━━ Dataset rows

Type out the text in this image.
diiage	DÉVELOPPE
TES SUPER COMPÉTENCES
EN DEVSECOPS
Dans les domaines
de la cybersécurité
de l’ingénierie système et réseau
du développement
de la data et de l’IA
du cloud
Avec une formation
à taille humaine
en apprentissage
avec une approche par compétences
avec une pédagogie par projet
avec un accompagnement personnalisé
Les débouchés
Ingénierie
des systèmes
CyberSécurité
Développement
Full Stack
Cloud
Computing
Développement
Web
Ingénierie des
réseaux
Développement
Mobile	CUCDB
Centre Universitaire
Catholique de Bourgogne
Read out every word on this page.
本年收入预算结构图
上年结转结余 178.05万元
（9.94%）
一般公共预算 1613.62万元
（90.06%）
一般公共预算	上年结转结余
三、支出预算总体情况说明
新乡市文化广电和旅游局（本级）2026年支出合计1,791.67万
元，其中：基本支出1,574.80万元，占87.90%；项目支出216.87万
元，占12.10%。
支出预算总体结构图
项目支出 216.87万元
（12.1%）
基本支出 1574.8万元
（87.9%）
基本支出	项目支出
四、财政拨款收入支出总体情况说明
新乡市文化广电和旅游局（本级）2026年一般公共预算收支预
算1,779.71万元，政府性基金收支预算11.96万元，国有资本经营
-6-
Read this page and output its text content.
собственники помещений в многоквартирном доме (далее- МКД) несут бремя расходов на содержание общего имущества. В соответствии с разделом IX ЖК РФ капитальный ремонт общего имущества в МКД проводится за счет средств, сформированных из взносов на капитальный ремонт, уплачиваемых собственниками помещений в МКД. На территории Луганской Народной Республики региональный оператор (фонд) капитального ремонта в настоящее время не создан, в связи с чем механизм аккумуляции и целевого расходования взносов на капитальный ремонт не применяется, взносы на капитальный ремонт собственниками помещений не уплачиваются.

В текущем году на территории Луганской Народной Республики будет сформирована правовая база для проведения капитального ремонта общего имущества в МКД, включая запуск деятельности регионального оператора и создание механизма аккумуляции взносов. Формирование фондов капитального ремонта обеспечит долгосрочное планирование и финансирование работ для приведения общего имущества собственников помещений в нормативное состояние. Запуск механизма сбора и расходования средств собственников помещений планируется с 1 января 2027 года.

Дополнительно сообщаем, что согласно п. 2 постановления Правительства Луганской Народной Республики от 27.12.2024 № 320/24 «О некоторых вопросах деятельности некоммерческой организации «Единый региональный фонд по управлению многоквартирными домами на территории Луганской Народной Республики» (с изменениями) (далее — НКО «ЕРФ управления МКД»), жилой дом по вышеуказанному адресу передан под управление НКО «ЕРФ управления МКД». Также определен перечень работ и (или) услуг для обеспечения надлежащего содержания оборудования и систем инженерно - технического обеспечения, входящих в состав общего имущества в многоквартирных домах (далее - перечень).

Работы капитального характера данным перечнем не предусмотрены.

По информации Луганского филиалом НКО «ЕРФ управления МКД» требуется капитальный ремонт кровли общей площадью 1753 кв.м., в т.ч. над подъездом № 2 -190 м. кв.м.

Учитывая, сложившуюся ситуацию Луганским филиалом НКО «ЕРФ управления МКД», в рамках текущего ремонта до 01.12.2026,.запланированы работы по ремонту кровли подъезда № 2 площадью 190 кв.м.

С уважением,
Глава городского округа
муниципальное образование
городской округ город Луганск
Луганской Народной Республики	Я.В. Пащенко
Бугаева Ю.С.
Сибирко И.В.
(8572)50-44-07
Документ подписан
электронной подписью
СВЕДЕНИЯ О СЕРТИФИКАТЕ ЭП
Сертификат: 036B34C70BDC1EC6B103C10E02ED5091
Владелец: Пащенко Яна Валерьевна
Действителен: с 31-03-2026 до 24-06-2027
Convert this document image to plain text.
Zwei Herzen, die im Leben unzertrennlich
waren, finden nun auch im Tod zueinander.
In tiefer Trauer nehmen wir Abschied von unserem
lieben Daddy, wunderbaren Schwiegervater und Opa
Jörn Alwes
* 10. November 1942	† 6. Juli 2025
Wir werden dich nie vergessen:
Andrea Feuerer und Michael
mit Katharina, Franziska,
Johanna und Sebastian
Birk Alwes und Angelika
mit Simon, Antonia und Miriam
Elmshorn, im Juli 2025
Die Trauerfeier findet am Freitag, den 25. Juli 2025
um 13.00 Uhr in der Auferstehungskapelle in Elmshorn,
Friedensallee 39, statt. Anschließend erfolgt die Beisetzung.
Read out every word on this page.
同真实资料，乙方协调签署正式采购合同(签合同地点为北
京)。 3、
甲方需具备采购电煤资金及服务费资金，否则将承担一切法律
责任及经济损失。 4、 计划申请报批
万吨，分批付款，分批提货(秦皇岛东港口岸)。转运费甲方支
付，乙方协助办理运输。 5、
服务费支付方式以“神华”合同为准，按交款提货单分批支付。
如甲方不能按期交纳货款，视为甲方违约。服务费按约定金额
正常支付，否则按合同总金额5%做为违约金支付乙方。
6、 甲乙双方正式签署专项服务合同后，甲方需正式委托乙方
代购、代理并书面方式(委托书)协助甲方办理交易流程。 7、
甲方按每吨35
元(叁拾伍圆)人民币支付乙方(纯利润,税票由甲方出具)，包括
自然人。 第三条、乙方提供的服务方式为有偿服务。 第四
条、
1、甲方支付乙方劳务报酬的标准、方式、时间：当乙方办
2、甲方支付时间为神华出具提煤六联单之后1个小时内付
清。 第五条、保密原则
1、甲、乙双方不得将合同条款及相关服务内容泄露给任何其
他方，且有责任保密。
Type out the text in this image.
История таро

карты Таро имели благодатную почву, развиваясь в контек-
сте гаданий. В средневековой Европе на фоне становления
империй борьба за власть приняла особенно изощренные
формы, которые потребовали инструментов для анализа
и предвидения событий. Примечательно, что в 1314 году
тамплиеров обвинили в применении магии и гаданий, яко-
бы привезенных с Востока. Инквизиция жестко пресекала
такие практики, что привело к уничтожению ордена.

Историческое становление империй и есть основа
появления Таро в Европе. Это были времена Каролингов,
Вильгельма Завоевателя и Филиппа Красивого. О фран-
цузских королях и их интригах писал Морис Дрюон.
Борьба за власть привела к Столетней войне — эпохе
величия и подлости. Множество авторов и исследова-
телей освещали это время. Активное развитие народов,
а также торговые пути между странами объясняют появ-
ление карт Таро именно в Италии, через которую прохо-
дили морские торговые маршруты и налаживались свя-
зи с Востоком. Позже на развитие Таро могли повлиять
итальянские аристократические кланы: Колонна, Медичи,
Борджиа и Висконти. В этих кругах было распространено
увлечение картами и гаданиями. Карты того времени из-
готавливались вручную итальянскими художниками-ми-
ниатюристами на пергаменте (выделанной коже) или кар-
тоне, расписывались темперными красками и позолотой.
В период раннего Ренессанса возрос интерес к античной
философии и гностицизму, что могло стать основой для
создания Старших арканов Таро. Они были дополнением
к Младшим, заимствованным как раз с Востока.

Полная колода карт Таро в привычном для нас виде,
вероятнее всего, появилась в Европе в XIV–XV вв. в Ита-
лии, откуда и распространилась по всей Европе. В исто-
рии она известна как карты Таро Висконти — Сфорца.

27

━━━━

From the listing above, pick out every line containing "кровли".

» **The response**
По информации Луганского филиалом НКО «ЕРФ управления МКД» требуется капитальный ремонт кровли общей площадью 1753 кв.м., в т.ч. над подъездом № 2 -190 м. кв.м.
Учитывая, сложившуюся ситуацию Луганским филиалом НКО «ЕРФ управления МКД», в рамках текущего ремонта до 01.12.2026,.запланированы работы по ремонту кровли подъезда № 2 площадью 190 кв.м.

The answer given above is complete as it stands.